* [What the exercise asks]:
Say how many lines in the data below contain the word "inches", and give no other text.

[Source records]
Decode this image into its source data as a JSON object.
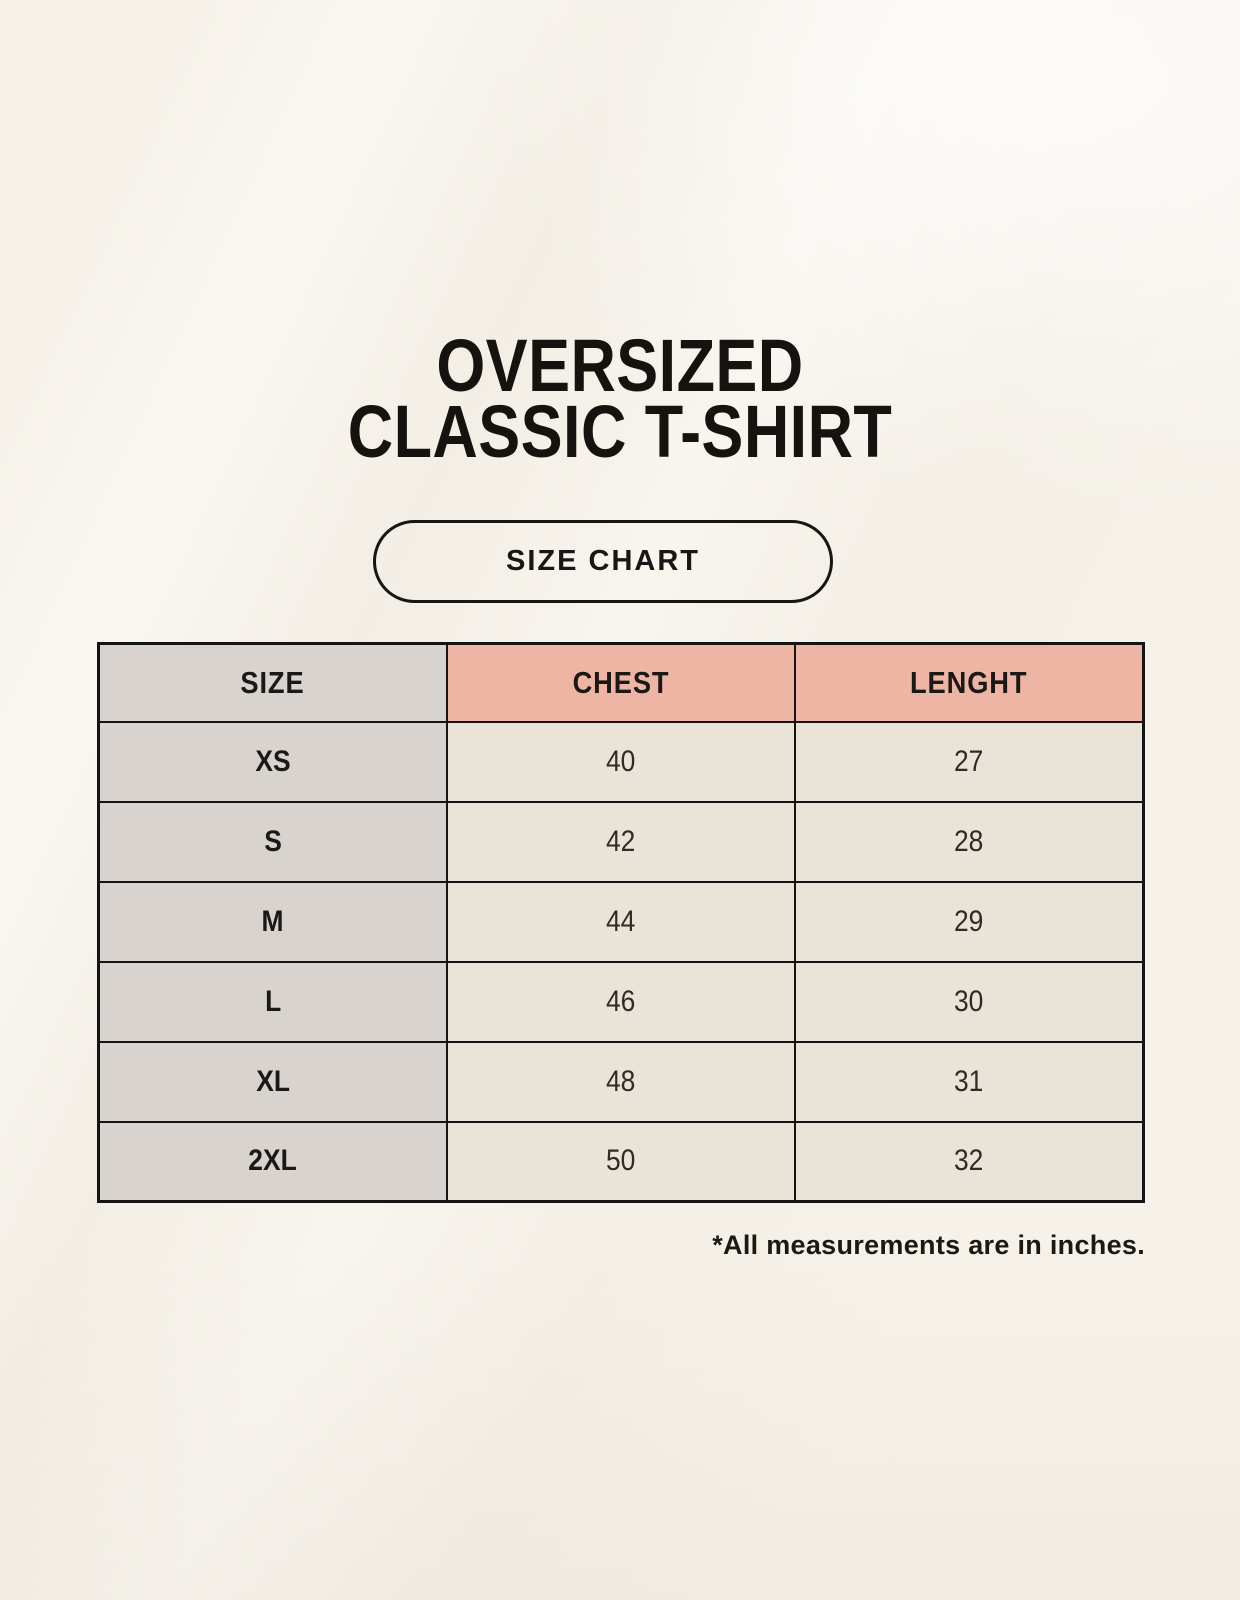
{
  "page": {
    "background_color": "#f6f2ea",
    "text_color": "#1c1a17"
  },
  "title": {
    "line1": "OVERSIZED",
    "line2": "CLASSIC T-SHIRT"
  },
  "size_chart_button": {
    "label": "SIZE CHART"
  },
  "table": {
    "headers": [
      "SIZE",
      "CHEST",
      "LENGHT"
    ],
    "rows": [
      {
        "size": "XS",
        "chest": "40",
        "length": "27"
      },
      {
        "size": "S",
        "chest": "42",
        "length": "28"
      },
      {
        "size": "M",
        "chest": "44",
        "length": "29"
      },
      {
        "size": "L",
        "chest": "46",
        "length": "30"
      },
      {
        "size": "XL",
        "chest": "48",
        "length": "31"
      },
      {
        "size": "2XL",
        "chest": "50",
        "length": "32"
      }
    ],
    "colors": {
      "header_pink": "#efb5a4",
      "size_column_gray": "#d8d3ce",
      "data_cell_cream": "#e9e3d8",
      "border_black": "#141414"
    }
  },
  "footnote": "*All measurements are in inches.",
  "chart_data": {
    "type": "table",
    "title": "OVERSIZED CLASSIC T-SHIRT",
    "subtitle": "SIZE CHART",
    "columns": [
      "SIZE",
      "CHEST",
      "LENGHT"
    ],
    "rows": [
      [
        "XS",
        40,
        27
      ],
      [
        "S",
        42,
        28
      ],
      [
        "M",
        44,
        29
      ],
      [
        "L",
        46,
        30
      ],
      [
        "XL",
        48,
        31
      ],
      [
        "2XL",
        50,
        32
      ]
    ],
    "units": "inches",
    "note": "*All measurements are in inches."
  }
}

* [Correct result]:
3